== Provided entries ==
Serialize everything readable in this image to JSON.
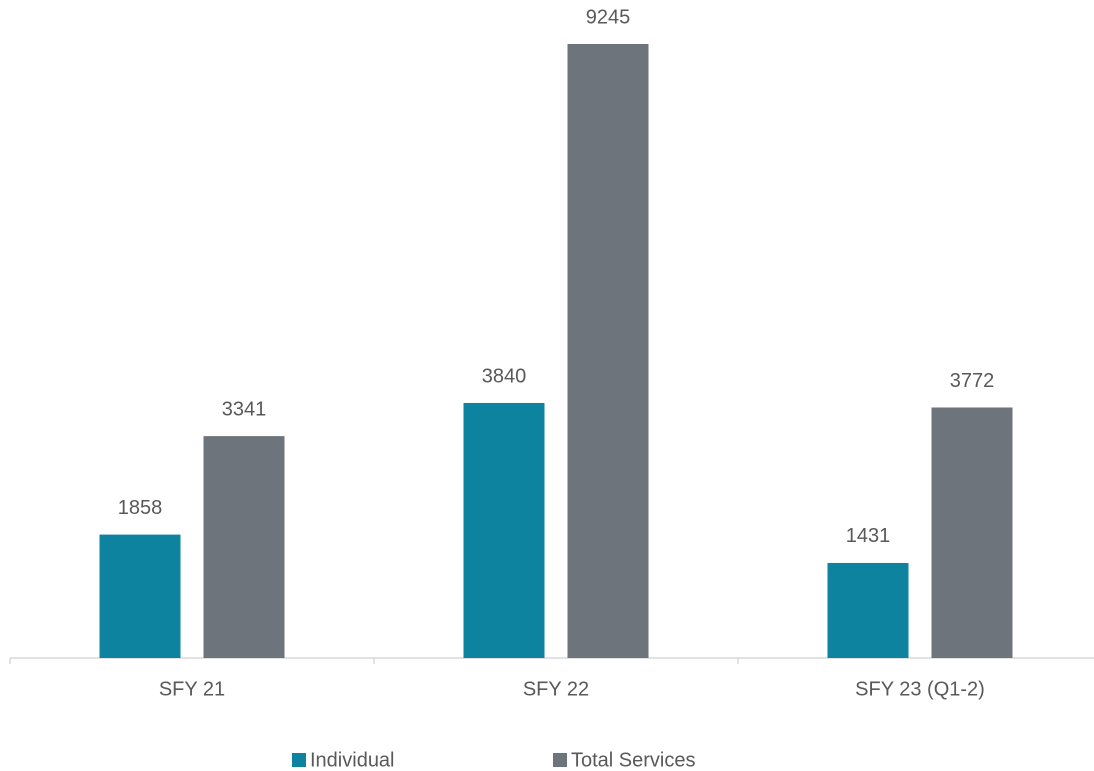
{
  "chart_data": {
    "type": "bar",
    "categories": [
      "SFY 21",
      "SFY 22",
      "SFY 23 (Q1-2)"
    ],
    "series": [
      {
        "name": "Individual",
        "color": "#0e83a0",
        "values": [
          1858,
          3840,
          1431
        ]
      },
      {
        "name": "Total Services",
        "color": "#6d747c",
        "values": [
          3341,
          9245,
          3772
        ]
      }
    ],
    "legend": "bottom"
  }
}
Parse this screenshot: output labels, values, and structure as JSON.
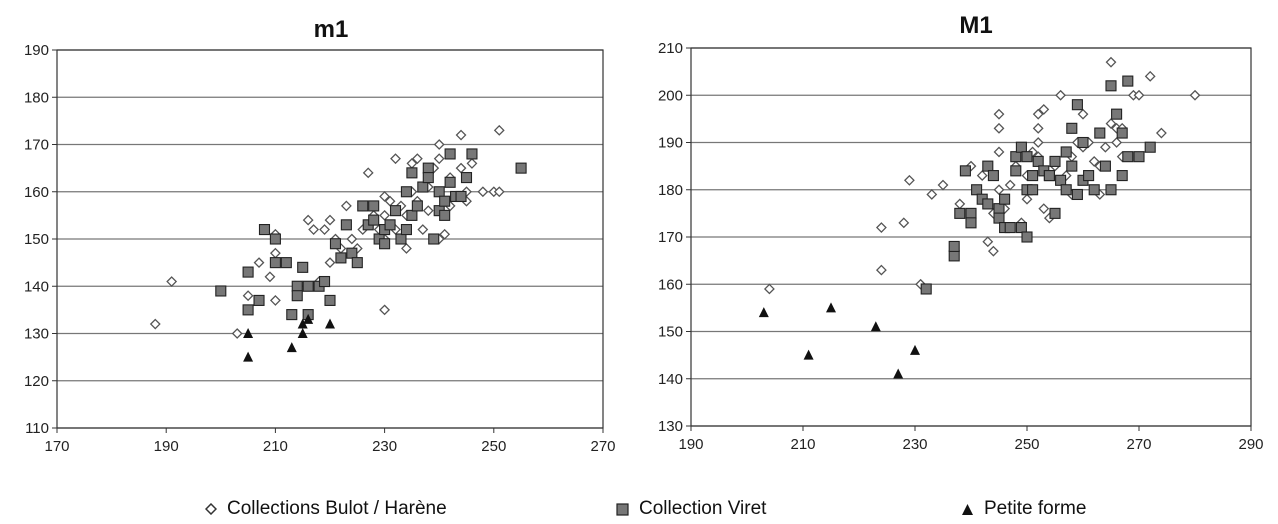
{
  "colors": {
    "grid": "#777777",
    "axis": "#333333",
    "diamond_stroke": "#555555",
    "square_fill": "#777777",
    "triangle_fill": "#111111"
  },
  "legend": {
    "bulot": "Collections Bulot / Harène",
    "viret": "Collection Viret",
    "petite": "Petite forme"
  },
  "chart_data": [
    {
      "type": "scatter",
      "title": "m1",
      "xlabel": "",
      "ylabel": "",
      "xlim": [
        170,
        270
      ],
      "ylim": [
        110,
        190
      ],
      "xticks": [
        170,
        190,
        210,
        230,
        250,
        270
      ],
      "yticks": [
        110,
        120,
        130,
        140,
        150,
        160,
        170,
        180,
        190
      ],
      "grid": true,
      "series": [
        {
          "name": "Collections Bulot / Harène",
          "marker": "diamond",
          "points": [
            [
              188,
              132
            ],
            [
              191,
              141
            ],
            [
              203,
              130
            ],
            [
              205,
              138
            ],
            [
              207,
              145
            ],
            [
              209,
              142
            ],
            [
              210,
              137
            ],
            [
              210,
              147
            ],
            [
              210,
              151
            ],
            [
              212,
              145
            ],
            [
              214,
              138
            ],
            [
              216,
              154
            ],
            [
              217,
              152
            ],
            [
              218,
              141
            ],
            [
              219,
              152
            ],
            [
              220,
              154
            ],
            [
              220,
              145
            ],
            [
              221,
              150
            ],
            [
              222,
              148
            ],
            [
              223,
              157
            ],
            [
              224,
              150
            ],
            [
              225,
              148
            ],
            [
              226,
              152
            ],
            [
              226,
              157
            ],
            [
              227,
              164
            ],
            [
              228,
              155
            ],
            [
              229,
              152
            ],
            [
              230,
              150
            ],
            [
              230,
              155
            ],
            [
              230,
              159
            ],
            [
              230,
              135
            ],
            [
              231,
              158
            ],
            [
              232,
              167
            ],
            [
              232,
              152
            ],
            [
              233,
              157
            ],
            [
              234,
              148
            ],
            [
              234,
              155
            ],
            [
              235,
              160
            ],
            [
              235,
              166
            ],
            [
              236,
              167
            ],
            [
              236,
              158
            ],
            [
              237,
              152
            ],
            [
              238,
              156
            ],
            [
              238,
              161
            ],
            [
              239,
              165
            ],
            [
              240,
              170
            ],
            [
              240,
              150
            ],
            [
              240,
              167
            ],
            [
              241,
              151
            ],
            [
              242,
              157
            ],
            [
              242,
              163
            ],
            [
              244,
              172
            ],
            [
              244,
              165
            ],
            [
              245,
              160
            ],
            [
              245,
              158
            ],
            [
              246,
              166
            ],
            [
              248,
              160
            ],
            [
              250,
              160
            ],
            [
              251,
              173
            ],
            [
              251,
              160
            ]
          ]
        },
        {
          "name": "Collection Viret",
          "marker": "square",
          "points": [
            [
              200,
              139
            ],
            [
              205,
              143
            ],
            [
              205,
              135
            ],
            [
              207,
              137
            ],
            [
              208,
              152
            ],
            [
              210,
              150
            ],
            [
              210,
              145
            ],
            [
              212,
              145
            ],
            [
              213,
              134
            ],
            [
              214,
              140
            ],
            [
              214,
              138
            ],
            [
              215,
              144
            ],
            [
              216,
              134
            ],
            [
              216,
              140
            ],
            [
              218,
              140
            ],
            [
              219,
              141
            ],
            [
              220,
              137
            ],
            [
              221,
              149
            ],
            [
              222,
              146
            ],
            [
              223,
              153
            ],
            [
              224,
              147
            ],
            [
              225,
              145
            ],
            [
              226,
              157
            ],
            [
              227,
              153
            ],
            [
              228,
              154
            ],
            [
              228,
              157
            ],
            [
              229,
              150
            ],
            [
              230,
              149
            ],
            [
              230,
              152
            ],
            [
              231,
              153
            ],
            [
              232,
              156
            ],
            [
              233,
              150
            ],
            [
              234,
              152
            ],
            [
              234,
              160
            ],
            [
              235,
              155
            ],
            [
              235,
              164
            ],
            [
              236,
              157
            ],
            [
              237,
              161
            ],
            [
              238,
              165
            ],
            [
              238,
              163
            ],
            [
              239,
              150
            ],
            [
              240,
              160
            ],
            [
              240,
              156
            ],
            [
              241,
              155
            ],
            [
              241,
              158
            ],
            [
              242,
              168
            ],
            [
              242,
              162
            ],
            [
              243,
              159
            ],
            [
              244,
              159
            ],
            [
              245,
              163
            ],
            [
              246,
              168
            ],
            [
              255,
              165
            ]
          ]
        },
        {
          "name": "Petite forme",
          "marker": "triangle",
          "points": [
            [
              205,
              130
            ],
            [
              205,
              125
            ],
            [
              213,
              127
            ],
            [
              215,
              130
            ],
            [
              216,
              133
            ],
            [
              220,
              132
            ],
            [
              215,
              132
            ]
          ]
        }
      ]
    },
    {
      "type": "scatter",
      "title": "M1",
      "xlabel": "",
      "ylabel": "",
      "xlim": [
        190,
        290
      ],
      "ylim": [
        130,
        210
      ],
      "xticks": [
        190,
        210,
        230,
        250,
        270,
        290
      ],
      "yticks": [
        130,
        140,
        150,
        160,
        170,
        180,
        190,
        200,
        210
      ],
      "grid": true,
      "series": [
        {
          "name": "Collections Bulot / Harène",
          "marker": "diamond",
          "points": [
            [
              204,
              159
            ],
            [
              224,
              172
            ],
            [
              224,
              163
            ],
            [
              228,
              173
            ],
            [
              229,
              182
            ],
            [
              231,
              160
            ],
            [
              233,
              179
            ],
            [
              235,
              181
            ],
            [
              238,
              177
            ],
            [
              240,
              185
            ],
            [
              242,
              183
            ],
            [
              243,
              169
            ],
            [
              244,
              167
            ],
            [
              244,
              175
            ],
            [
              245,
              180
            ],
            [
              245,
              188
            ],
            [
              245,
              193
            ],
            [
              245,
              196
            ],
            [
              246,
              176
            ],
            [
              247,
              172
            ],
            [
              248,
              185
            ],
            [
              249,
              173
            ],
            [
              250,
              183
            ],
            [
              250,
              178
            ],
            [
              251,
              188
            ],
            [
              252,
              187
            ],
            [
              252,
              190
            ],
            [
              252,
              193
            ],
            [
              252,
              196
            ],
            [
              253,
              197
            ],
            [
              253,
              176
            ],
            [
              254,
              174
            ],
            [
              255,
              185
            ],
            [
              256,
              182
            ],
            [
              256,
              200
            ],
            [
              257,
              183
            ],
            [
              258,
              179
            ],
            [
              258,
              187
            ],
            [
              258,
              193
            ],
            [
              259,
              190
            ],
            [
              260,
              189
            ],
            [
              260,
              196
            ],
            [
              261,
              190
            ],
            [
              261,
              183
            ],
            [
              262,
              186
            ],
            [
              263,
              179
            ],
            [
              264,
              189
            ],
            [
              265,
              194
            ],
            [
              265,
              207
            ],
            [
              266,
              193
            ],
            [
              266,
              190
            ],
            [
              267,
              193
            ],
            [
              267,
              187
            ],
            [
              269,
              200
            ],
            [
              270,
              200
            ],
            [
              272,
              204
            ],
            [
              274,
              192
            ],
            [
              280,
              200
            ],
            [
              263,
              185
            ],
            [
              247,
              181
            ]
          ]
        },
        {
          "name": "Collection Viret",
          "marker": "square",
          "points": [
            [
              232,
              159
            ],
            [
              237,
              166
            ],
            [
              237,
              168
            ],
            [
              238,
              175
            ],
            [
              239,
              184
            ],
            [
              240,
              175
            ],
            [
              240,
              173
            ],
            [
              241,
              180
            ],
            [
              242,
              178
            ],
            [
              243,
              177
            ],
            [
              243,
              185
            ],
            [
              244,
              183
            ],
            [
              245,
              176
            ],
            [
              245,
              174
            ],
            [
              246,
              178
            ],
            [
              246,
              172
            ],
            [
              247,
              172
            ],
            [
              248,
              187
            ],
            [
              248,
              184
            ],
            [
              249,
              189
            ],
            [
              249,
              172
            ],
            [
              250,
              180
            ],
            [
              250,
              170
            ],
            [
              250,
              187
            ],
            [
              251,
              183
            ],
            [
              251,
              180
            ],
            [
              252,
              186
            ],
            [
              253,
              184
            ],
            [
              254,
              183
            ],
            [
              254,
              183
            ],
            [
              255,
              175
            ],
            [
              255,
              186
            ],
            [
              256,
              182
            ],
            [
              257,
              180
            ],
            [
              257,
              188
            ],
            [
              258,
              193
            ],
            [
              258,
              185
            ],
            [
              259,
              198
            ],
            [
              259,
              179
            ],
            [
              260,
              182
            ],
            [
              260,
              190
            ],
            [
              261,
              183
            ],
            [
              262,
              180
            ],
            [
              263,
              192
            ],
            [
              264,
              185
            ],
            [
              265,
              202
            ],
            [
              265,
              180
            ],
            [
              266,
              196
            ],
            [
              267,
              183
            ],
            [
              267,
              192
            ],
            [
              268,
              187
            ],
            [
              268,
              203
            ],
            [
              270,
              187
            ],
            [
              272,
              189
            ]
          ]
        },
        {
          "name": "Petite forme",
          "marker": "triangle",
          "points": [
            [
              203,
              154
            ],
            [
              211,
              145
            ],
            [
              215,
              155
            ],
            [
              223,
              151
            ],
            [
              227,
              141
            ],
            [
              230,
              146
            ]
          ]
        }
      ]
    }
  ]
}
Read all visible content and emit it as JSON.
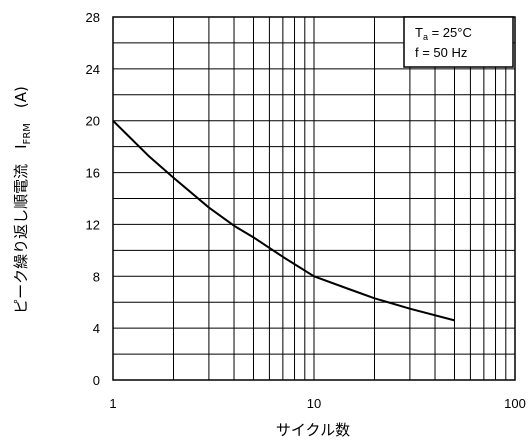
{
  "chart_data": {
    "type": "line",
    "xscale": "log",
    "xlim": [
      1,
      100
    ],
    "ylim": [
      0,
      28
    ],
    "x_ticks": [
      1,
      10,
      100
    ],
    "x_tick_labels": [
      "1",
      "10",
      "100"
    ],
    "y_ticks": [
      0,
      4,
      8,
      12,
      16,
      20,
      24,
      28
    ],
    "y_tick_labels": [
      "0",
      "4",
      "8",
      "12",
      "16",
      "20",
      "24",
      "28"
    ],
    "xlabel": "サイクル数",
    "ylabel": "ピーク繰り返し順電流　I",
    "ylabel_subscript": "FRM",
    "ylabel_unit": "(A)",
    "grid": true,
    "series": [
      {
        "x": [
          1,
          1.5,
          2,
          3,
          4,
          5,
          7,
          10,
          15,
          20,
          30,
          50
        ],
        "y": [
          20,
          17.3,
          15.6,
          13.3,
          11.9,
          11.0,
          9.5,
          8.0,
          7.0,
          6.3,
          5.5,
          4.6
        ]
      }
    ],
    "legend": {
      "position": "top-right",
      "line1_prefix": "T",
      "line1_sub": "a",
      "line1_rest": " = 25°C",
      "line2": "f = 50 Hz"
    }
  }
}
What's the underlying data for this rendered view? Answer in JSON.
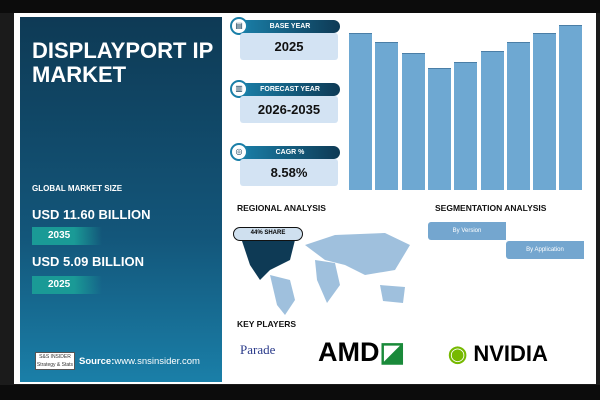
{
  "title": "DISPLAYPORT IP MARKET",
  "market": {
    "label": "GLOBAL MARKET SIZE",
    "forecast_value": "USD 11.60 BILLION",
    "forecast_year": "2035",
    "base_value": "USD 5.09 BILLION",
    "base_year": "2025"
  },
  "source": {
    "logo_text": "S&S INSIDER Strategy & Stats",
    "label": "Source:",
    "url": "www.snsinsider.com"
  },
  "stats": [
    {
      "label": "BASE YEAR",
      "value": "2025",
      "icon": "document-icon"
    },
    {
      "label": "FORECAST YEAR",
      "value": "2026-2035",
      "icon": "chart-icon"
    },
    {
      "label": "CAGR %",
      "value": "8.58%",
      "icon": "growth-icon"
    }
  ],
  "regional": {
    "title": "REGIONAL ANALYSIS",
    "share": "44% SHARE",
    "highlight_color": "#0e3a55"
  },
  "segmentation": {
    "title": "SEGMENTATION ANALYSIS",
    "items": [
      "By Version",
      "By Application"
    ]
  },
  "key_players": {
    "title": "KEY PLAYERS",
    "players": [
      "Parade",
      "AMD",
      "NVIDIA"
    ]
  },
  "chart_data": {
    "type": "bar",
    "values": [
      157,
      148,
      137,
      122,
      128,
      139,
      148,
      157,
      165
    ],
    "color": "#6ea8d2",
    "grid": false
  }
}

== Given task ==
Gather each line from the listing above that holds "JSON".

== Written response ==
Serialize everything readable in this image to JSON.
Parse this screenshot: output labels, values, and structure as JSON.
Read all visible content and emit it as JSON.
What's the underlying data for this rendered view? Answer in JSON.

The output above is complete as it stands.